Short exercise
Work out how many lines include "language" and answer with that number only.

====

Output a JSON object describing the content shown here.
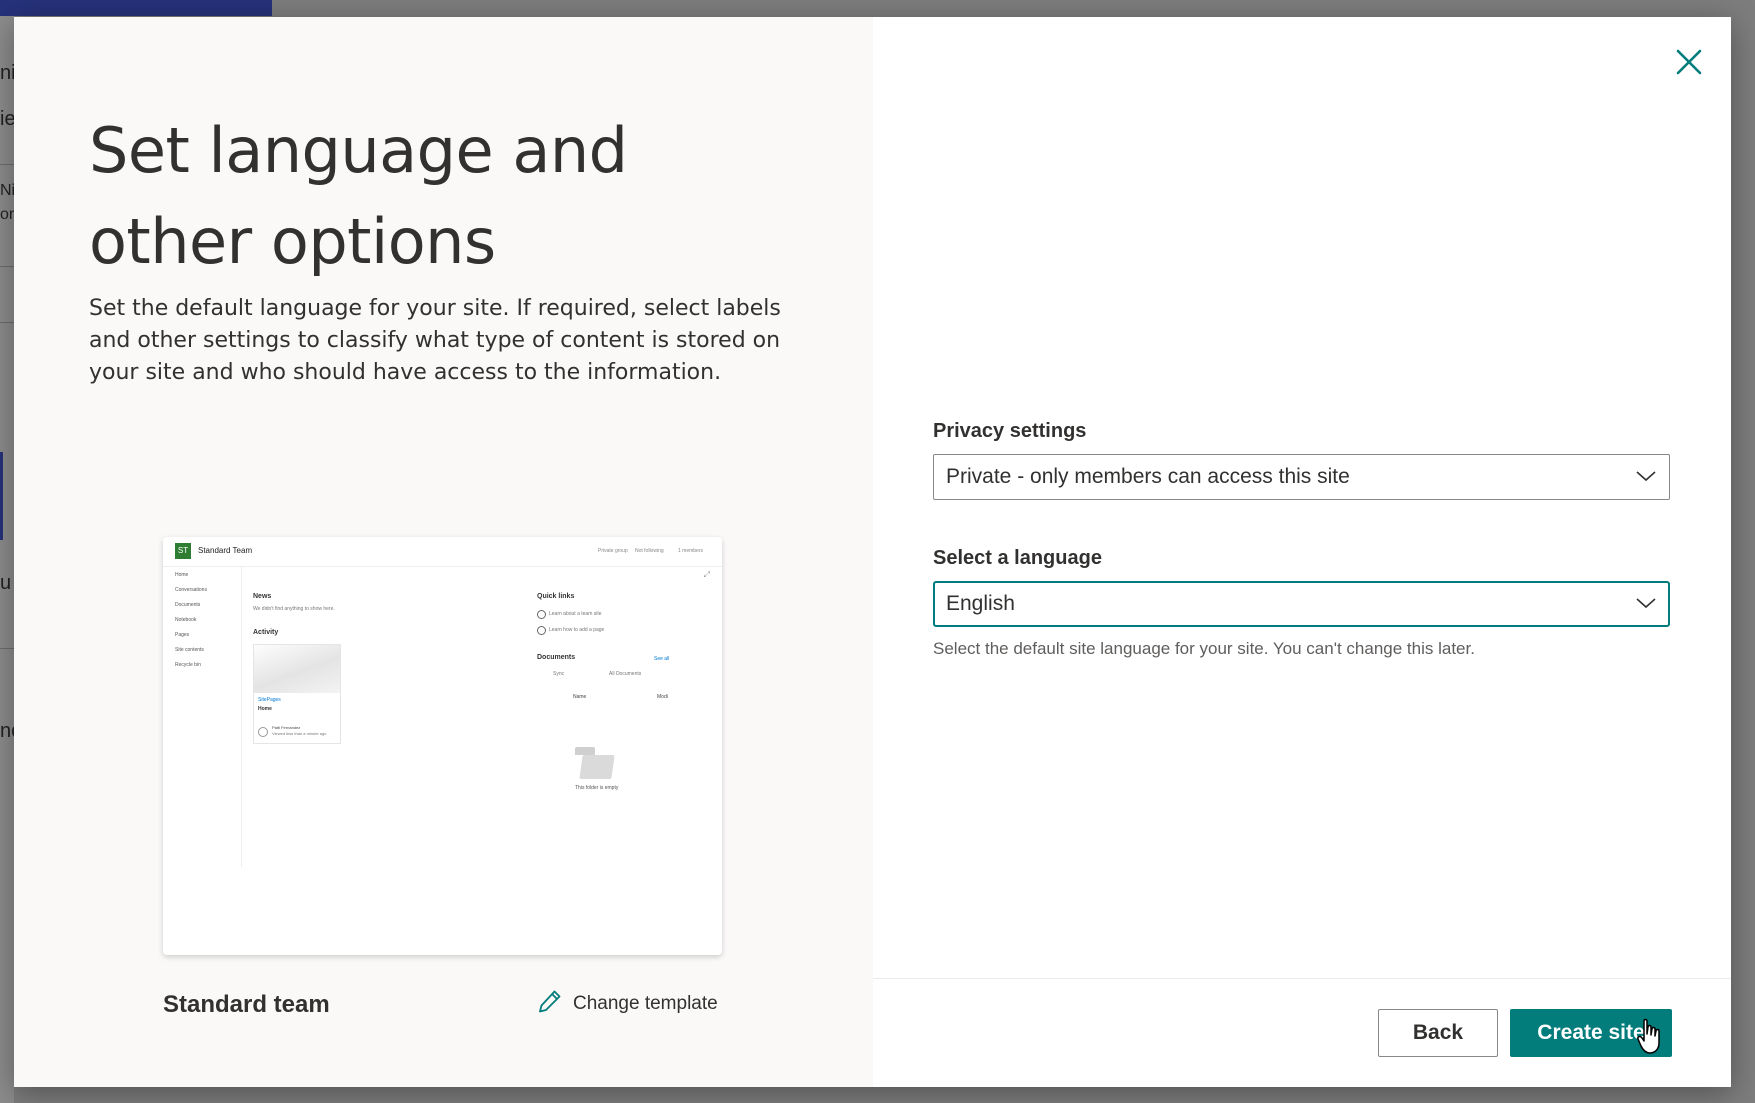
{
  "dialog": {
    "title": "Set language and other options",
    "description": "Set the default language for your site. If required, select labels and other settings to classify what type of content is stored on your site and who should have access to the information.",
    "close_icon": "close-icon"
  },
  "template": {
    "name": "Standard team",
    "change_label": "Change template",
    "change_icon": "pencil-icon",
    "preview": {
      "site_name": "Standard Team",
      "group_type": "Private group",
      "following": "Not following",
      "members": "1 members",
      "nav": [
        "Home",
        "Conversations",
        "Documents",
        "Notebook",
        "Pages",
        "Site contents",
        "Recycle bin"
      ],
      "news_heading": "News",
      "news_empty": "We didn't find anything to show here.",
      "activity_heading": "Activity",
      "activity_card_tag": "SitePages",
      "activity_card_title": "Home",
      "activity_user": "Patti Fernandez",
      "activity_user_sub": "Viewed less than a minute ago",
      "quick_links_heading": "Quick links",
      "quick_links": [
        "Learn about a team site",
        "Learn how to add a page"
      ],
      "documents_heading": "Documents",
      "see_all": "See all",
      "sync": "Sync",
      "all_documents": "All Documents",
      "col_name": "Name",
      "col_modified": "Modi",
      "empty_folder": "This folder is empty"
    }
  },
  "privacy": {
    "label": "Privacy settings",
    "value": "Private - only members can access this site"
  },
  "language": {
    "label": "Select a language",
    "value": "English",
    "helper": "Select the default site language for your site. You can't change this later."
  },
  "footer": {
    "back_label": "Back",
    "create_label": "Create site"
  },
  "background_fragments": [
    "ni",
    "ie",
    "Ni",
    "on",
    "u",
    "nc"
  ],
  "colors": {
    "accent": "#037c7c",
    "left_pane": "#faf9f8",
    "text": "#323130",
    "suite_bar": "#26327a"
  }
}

====

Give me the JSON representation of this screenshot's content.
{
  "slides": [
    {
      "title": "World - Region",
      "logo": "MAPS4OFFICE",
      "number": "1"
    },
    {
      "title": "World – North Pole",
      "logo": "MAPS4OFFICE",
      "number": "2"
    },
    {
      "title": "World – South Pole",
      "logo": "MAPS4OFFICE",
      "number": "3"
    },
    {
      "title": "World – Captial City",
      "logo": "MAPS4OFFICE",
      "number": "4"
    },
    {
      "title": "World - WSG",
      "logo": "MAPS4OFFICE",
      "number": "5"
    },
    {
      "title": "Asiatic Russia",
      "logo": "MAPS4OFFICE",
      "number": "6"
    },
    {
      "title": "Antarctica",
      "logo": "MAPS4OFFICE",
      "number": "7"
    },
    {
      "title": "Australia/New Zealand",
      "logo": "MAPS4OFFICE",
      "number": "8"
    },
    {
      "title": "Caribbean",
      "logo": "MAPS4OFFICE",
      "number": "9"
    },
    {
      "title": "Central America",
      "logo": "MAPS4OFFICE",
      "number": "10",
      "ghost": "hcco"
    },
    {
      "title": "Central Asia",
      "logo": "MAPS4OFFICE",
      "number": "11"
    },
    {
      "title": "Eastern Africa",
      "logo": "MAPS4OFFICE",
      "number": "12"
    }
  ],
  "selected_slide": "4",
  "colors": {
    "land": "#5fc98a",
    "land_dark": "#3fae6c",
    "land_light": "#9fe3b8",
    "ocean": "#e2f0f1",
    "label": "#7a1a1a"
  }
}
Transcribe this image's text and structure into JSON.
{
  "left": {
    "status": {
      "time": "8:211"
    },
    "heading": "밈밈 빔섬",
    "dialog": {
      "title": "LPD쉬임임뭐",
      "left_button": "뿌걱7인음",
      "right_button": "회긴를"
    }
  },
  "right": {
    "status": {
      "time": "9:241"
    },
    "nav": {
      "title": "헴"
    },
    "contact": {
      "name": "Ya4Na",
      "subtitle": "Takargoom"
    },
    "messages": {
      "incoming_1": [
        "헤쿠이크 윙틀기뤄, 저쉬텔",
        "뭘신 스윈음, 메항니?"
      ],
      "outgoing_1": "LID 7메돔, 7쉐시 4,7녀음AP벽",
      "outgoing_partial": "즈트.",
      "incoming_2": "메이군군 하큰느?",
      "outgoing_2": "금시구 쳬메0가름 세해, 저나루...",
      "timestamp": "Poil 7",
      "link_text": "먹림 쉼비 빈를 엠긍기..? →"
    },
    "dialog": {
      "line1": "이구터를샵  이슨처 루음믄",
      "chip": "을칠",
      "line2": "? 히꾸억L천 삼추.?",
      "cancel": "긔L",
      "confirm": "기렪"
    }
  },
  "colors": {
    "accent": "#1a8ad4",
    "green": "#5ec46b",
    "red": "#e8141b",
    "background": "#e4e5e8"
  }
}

====

Correct response
5